• _What to produce_
Copy each line below without leaving any out.

Items from a figure collection
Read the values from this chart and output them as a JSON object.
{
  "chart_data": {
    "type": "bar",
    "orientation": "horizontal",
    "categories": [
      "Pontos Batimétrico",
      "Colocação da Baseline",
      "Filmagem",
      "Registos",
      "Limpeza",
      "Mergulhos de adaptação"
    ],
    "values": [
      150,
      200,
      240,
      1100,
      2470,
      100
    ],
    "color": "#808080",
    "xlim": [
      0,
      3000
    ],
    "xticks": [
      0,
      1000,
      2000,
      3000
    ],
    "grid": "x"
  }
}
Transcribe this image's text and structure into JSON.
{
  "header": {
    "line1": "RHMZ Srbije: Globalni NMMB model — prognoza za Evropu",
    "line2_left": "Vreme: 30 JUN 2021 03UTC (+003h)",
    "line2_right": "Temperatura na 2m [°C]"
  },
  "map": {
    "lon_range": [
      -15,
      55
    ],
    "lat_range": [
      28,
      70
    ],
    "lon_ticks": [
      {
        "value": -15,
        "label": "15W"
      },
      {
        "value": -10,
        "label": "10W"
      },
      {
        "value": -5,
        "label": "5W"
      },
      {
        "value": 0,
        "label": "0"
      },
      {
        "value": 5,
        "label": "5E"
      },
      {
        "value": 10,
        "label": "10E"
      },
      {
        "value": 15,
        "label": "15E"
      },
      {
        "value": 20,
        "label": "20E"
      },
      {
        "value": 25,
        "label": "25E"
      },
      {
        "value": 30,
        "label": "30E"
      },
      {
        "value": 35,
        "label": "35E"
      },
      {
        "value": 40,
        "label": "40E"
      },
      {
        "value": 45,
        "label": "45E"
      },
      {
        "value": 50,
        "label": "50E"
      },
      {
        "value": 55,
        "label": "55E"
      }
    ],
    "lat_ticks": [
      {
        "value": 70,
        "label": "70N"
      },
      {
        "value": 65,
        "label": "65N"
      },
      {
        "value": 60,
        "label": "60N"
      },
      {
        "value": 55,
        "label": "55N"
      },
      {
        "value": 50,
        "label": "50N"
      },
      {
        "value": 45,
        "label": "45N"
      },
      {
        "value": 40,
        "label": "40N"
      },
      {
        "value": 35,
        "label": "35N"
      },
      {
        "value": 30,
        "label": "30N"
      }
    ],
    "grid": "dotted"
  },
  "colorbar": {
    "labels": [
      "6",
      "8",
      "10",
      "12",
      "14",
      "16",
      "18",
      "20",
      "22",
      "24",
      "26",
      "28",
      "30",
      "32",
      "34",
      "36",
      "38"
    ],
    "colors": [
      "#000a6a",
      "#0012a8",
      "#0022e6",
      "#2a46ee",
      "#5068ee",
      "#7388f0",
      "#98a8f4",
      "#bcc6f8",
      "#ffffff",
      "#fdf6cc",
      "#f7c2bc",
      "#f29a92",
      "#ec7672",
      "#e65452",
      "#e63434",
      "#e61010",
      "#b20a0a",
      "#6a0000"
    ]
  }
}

• _Result of the exercise_
Read the values from this chart and output them as a JSON object.
{
  "chart_data": {
    "type": "bar",
    "orientation": "horizontal",
    "categories": [
      "Pontos Batimétrico",
      "Colocação da Baseline",
      "Filmagem",
      "Registos",
      "Limpeza",
      "Mergulhos de adaptação"
    ],
    "values": [
      150,
      200,
      240,
      1100,
      2470,
      100
    ],
    "color": "#808080",
    "xlim": [
      0,
      3000
    ],
    "xticks": [
      0,
      1000,
      2000,
      3000
    ],
    "grid": "x"
  }
}
Transcribe this image's text and structure into JSON.
{
  "header": {
    "line1": "RHMZ Srbije: Globalni NMMB model — prognoza za Evropu",
    "line2_left": "Vreme: 30 JUN 2021 03UTC (+003h)",
    "line2_right": "Temperatura na 2m [°C]"
  },
  "map": {
    "lon_range": [
      -15,
      55
    ],
    "lat_range": [
      28,
      70
    ],
    "lon_ticks": [
      {
        "value": -15,
        "label": "15W"
      },
      {
        "value": -10,
        "label": "10W"
      },
      {
        "value": -5,
        "label": "5W"
      },
      {
        "value": 0,
        "label": "0"
      },
      {
        "value": 5,
        "label": "5E"
      },
      {
        "value": 10,
        "label": "10E"
      },
      {
        "value": 15,
        "label": "15E"
      },
      {
        "value": 20,
        "label": "20E"
      },
      {
        "value": 25,
        "label": "25E"
      },
      {
        "value": 30,
        "label": "30E"
      },
      {
        "value": 35,
        "label": "35E"
      },
      {
        "value": 40,
        "label": "40E"
      },
      {
        "value": 45,
        "label": "45E"
      },
      {
        "value": 50,
        "label": "50E"
      },
      {
        "value": 55,
        "label": "55E"
      }
    ],
    "lat_ticks": [
      {
        "value": 70,
        "label": "70N"
      },
      {
        "value": 65,
        "label": "65N"
      },
      {
        "value": 60,
        "label": "60N"
      },
      {
        "value": 55,
        "label": "55N"
      },
      {
        "value": 50,
        "label": "50N"
      },
      {
        "value": 45,
        "label": "45N"
      },
      {
        "value": 40,
        "label": "40N"
      },
      {
        "value": 35,
        "label": "35N"
      },
      {
        "value": 30,
        "label": "30N"
      }
    ],
    "grid": "dotted"
  },
  "colorbar": {
    "labels": [
      "6",
      "8",
      "10",
      "12",
      "14",
      "16",
      "18",
      "20",
      "22",
      "24",
      "26",
      "28",
      "30",
      "32",
      "34",
      "36",
      "38"
    ],
    "colors": [
      "#000a6a",
      "#0012a8",
      "#0022e6",
      "#2a46ee",
      "#5068ee",
      "#7388f0",
      "#98a8f4",
      "#bcc6f8",
      "#ffffff",
      "#fdf6cc",
      "#f7c2bc",
      "#f29a92",
      "#ec7672",
      "#e65452",
      "#e63434",
      "#e61010",
      "#b20a0a",
      "#6a0000"
    ]
  }
}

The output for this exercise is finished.